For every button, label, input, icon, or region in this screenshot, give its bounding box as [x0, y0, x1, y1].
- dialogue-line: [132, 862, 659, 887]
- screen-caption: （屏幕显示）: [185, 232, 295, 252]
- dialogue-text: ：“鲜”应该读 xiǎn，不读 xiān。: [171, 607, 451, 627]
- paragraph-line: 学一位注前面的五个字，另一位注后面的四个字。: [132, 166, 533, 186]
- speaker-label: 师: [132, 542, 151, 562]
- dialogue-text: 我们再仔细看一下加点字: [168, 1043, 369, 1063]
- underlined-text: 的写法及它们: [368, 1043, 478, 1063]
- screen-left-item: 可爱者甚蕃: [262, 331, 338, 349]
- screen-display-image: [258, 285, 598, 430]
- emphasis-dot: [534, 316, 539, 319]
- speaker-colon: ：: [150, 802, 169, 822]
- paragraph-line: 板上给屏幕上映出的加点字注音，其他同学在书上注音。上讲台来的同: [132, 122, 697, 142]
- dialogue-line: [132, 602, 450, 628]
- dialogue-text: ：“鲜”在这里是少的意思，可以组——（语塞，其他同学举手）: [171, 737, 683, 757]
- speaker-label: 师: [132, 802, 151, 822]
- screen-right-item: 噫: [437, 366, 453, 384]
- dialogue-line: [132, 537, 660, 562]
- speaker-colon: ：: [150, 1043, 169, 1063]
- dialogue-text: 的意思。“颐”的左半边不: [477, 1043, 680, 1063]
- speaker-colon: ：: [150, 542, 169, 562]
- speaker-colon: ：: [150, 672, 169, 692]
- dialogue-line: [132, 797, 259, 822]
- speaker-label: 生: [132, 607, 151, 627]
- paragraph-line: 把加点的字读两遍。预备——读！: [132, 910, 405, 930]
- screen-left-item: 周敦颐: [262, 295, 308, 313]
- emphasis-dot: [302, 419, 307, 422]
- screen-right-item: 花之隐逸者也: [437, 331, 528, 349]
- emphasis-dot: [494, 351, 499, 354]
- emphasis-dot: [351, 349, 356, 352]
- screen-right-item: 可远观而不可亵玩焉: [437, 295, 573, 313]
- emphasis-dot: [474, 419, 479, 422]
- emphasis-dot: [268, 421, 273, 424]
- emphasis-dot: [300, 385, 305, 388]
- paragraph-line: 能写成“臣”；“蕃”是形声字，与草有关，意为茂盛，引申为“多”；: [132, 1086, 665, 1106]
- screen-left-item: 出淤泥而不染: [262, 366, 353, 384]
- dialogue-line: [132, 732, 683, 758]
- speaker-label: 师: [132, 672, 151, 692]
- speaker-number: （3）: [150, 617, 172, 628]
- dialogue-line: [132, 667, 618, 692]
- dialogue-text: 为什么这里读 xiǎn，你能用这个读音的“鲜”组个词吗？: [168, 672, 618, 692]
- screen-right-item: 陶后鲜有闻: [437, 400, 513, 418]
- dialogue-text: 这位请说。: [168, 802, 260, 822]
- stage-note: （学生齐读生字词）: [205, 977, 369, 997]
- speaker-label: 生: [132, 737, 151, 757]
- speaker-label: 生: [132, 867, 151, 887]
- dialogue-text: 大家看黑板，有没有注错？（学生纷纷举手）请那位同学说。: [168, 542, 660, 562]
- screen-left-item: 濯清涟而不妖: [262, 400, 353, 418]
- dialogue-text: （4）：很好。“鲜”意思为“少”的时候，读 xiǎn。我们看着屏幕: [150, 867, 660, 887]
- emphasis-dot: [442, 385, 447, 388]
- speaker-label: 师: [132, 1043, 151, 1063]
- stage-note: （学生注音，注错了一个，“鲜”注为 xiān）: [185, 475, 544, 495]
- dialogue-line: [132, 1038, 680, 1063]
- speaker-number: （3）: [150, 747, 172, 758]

- _Goal_:
Starting at the first line of the records and ending with the line that contains "- dialogue-line: [132, 732, 683, 758]", turn these lines into a numbered list, leaving out any blank lines.

- _Expected output_:
1. For every button, label, input, icon, or region in this screenshot, give its bounding box as [x0, y0, x1, y1].
2. - dialogue-line: [132, 862, 659, 887]
3. - screen-caption: （屏幕显示）: [185, 232, 295, 252]
4. - dialogue-text: ：“鲜”应该读 xiǎn，不读 xiān。: [171, 607, 451, 627]
5. - paragraph-line: 学一位注前面的五个字，另一位注后面的四个字。: [132, 166, 533, 186]
6. - speaker-label: 师: [132, 542, 151, 562]
7. - dialogue-text: 我们再仔细看一下加点字: [168, 1043, 369, 1063]
8. - underlined-text: 的写法及它们: [368, 1043, 478, 1063]
9. - screen-left-item: 可爱者甚蕃: [262, 331, 338, 349]
10. - screen-display-image: [258, 285, 598, 430]
11. - emphasis-dot: [534, 316, 539, 319]
12. - speaker-colon: ：: [150, 802, 169, 822]
13. - paragraph-line: 板上给屏幕上映出的加点字注音，其他同学在书上注音。上讲台来的同: [132, 122, 697, 142]
14. - dialogue-line: [132, 602, 450, 628]
15. - dialogue-text: ：“鲜”在这里是少的意思，可以组——（语塞，其他同学举手）: [171, 737, 683, 757]
16. - speaker-label: 师: [132, 802, 151, 822]
17. - screen-right-item: 噫: [437, 366, 453, 384]
18. - dialogue-line: [132, 537, 660, 562]
19. - speaker-colon: ：: [150, 1043, 169, 1063]
20. - dialogue-text: 的意思。“颐”的左半边不: [477, 1043, 680, 1063]
21. - speaker-colon: ：: [150, 542, 169, 562]
22. - speaker-colon: ：: [150, 672, 169, 692]
23. - dialogue-line: [132, 797, 259, 822]
24. - speaker-label: 生: [132, 607, 151, 627]
25. - paragraph-line: 把加点的字读两遍。预备——读！: [132, 910, 405, 930]
26. - screen-left-item: 周敦颐: [262, 295, 308, 313]
27. - emphasis-dot: [302, 419, 307, 422]
28. - screen-right-item: 花之隐逸者也: [437, 331, 528, 349]
29. - emphasis-dot: [494, 351, 499, 354]
30. - emphasis-dot: [351, 349, 356, 352]
31. - screen-right-item: 可远观而不可亵玩焉: [437, 295, 573, 313]
32. - emphasis-dot: [474, 419, 479, 422]
33. - emphasis-dot: [268, 421, 273, 424]
34. - emphasis-dot: [300, 385, 305, 388]
35. - paragraph-line: 能写成“臣”；“蕃”是形声字，与草有关，意为茂盛，引申为“多”；: [132, 1086, 665, 1106]
36. - screen-left-item: 出淤泥而不染: [262, 366, 353, 384]
37. - dialogue-line: [132, 732, 683, 758]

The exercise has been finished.